» **What is being asked**
In this exercise, return the whole listing exactly, excluding any images.

» **Record list**
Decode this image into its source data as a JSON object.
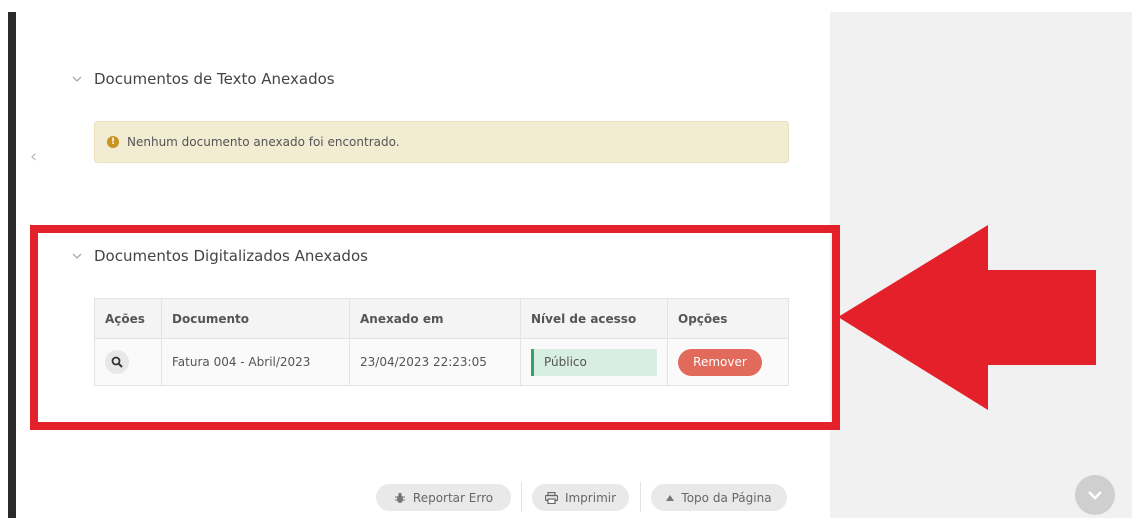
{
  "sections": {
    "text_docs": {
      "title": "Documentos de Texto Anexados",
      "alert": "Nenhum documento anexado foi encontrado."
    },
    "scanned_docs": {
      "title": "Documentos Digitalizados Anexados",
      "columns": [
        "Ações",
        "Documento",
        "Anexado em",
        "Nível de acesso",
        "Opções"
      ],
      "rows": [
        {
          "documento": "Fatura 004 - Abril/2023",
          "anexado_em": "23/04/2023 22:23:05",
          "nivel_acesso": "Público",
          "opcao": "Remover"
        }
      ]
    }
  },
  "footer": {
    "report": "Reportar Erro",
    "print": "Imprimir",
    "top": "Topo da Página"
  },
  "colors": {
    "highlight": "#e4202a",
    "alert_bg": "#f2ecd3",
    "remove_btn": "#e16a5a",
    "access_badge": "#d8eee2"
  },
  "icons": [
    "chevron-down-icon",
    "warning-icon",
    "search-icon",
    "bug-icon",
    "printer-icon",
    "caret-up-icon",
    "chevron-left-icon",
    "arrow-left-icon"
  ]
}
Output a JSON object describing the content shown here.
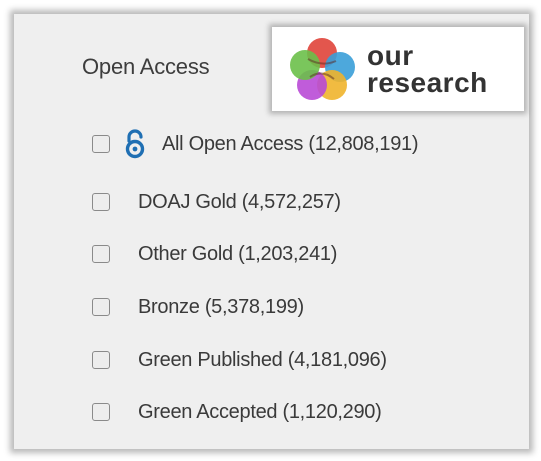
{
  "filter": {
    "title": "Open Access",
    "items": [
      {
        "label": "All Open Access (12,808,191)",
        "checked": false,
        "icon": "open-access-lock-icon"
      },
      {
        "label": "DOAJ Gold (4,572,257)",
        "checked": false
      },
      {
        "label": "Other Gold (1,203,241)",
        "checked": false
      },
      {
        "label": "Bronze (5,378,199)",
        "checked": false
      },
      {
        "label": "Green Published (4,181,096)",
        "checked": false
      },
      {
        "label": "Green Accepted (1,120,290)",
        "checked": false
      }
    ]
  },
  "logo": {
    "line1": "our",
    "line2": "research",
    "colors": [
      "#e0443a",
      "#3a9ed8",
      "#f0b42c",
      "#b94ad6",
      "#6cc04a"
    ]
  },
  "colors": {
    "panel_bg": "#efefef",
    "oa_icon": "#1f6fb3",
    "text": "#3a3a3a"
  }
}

» **Output for this exercise**
Decode this image into its source data as a JSON object.
{
  "sections": {
    "text_docs": {
      "title": "Documentos de Texto Anexados",
      "alert": "Nenhum documento anexado foi encontrado."
    },
    "scanned_docs": {
      "title": "Documentos Digitalizados Anexados",
      "columns": [
        "Ações",
        "Documento",
        "Anexado em",
        "Nível de acesso",
        "Opções"
      ],
      "rows": [
        {
          "documento": "Fatura 004 - Abril/2023",
          "anexado_em": "23/04/2023 22:23:05",
          "nivel_acesso": "Público",
          "opcao": "Remover"
        }
      ]
    }
  },
  "footer": {
    "report": "Reportar Erro",
    "print": "Imprimir",
    "top": "Topo da Página"
  },
  "colors": {
    "highlight": "#e4202a",
    "alert_bg": "#f2ecd3",
    "remove_btn": "#e16a5a",
    "access_badge": "#d8eee2"
  },
  "icons": [
    "chevron-down-icon",
    "warning-icon",
    "search-icon",
    "bug-icon",
    "printer-icon",
    "caret-up-icon",
    "chevron-left-icon",
    "arrow-left-icon"
  ]
}
Output a JSON object describing the content shown here.
{
  "filter": {
    "title": "Open Access",
    "items": [
      {
        "label": "All Open Access (12,808,191)",
        "checked": false,
        "icon": "open-access-lock-icon"
      },
      {
        "label": "DOAJ Gold (4,572,257)",
        "checked": false
      },
      {
        "label": "Other Gold (1,203,241)",
        "checked": false
      },
      {
        "label": "Bronze (5,378,199)",
        "checked": false
      },
      {
        "label": "Green Published (4,181,096)",
        "checked": false
      },
      {
        "label": "Green Accepted (1,120,290)",
        "checked": false
      }
    ]
  },
  "logo": {
    "line1": "our",
    "line2": "research",
    "colors": [
      "#e0443a",
      "#3a9ed8",
      "#f0b42c",
      "#b94ad6",
      "#6cc04a"
    ]
  },
  "colors": {
    "panel_bg": "#efefef",
    "oa_icon": "#1f6fb3",
    "text": "#3a3a3a"
  }
}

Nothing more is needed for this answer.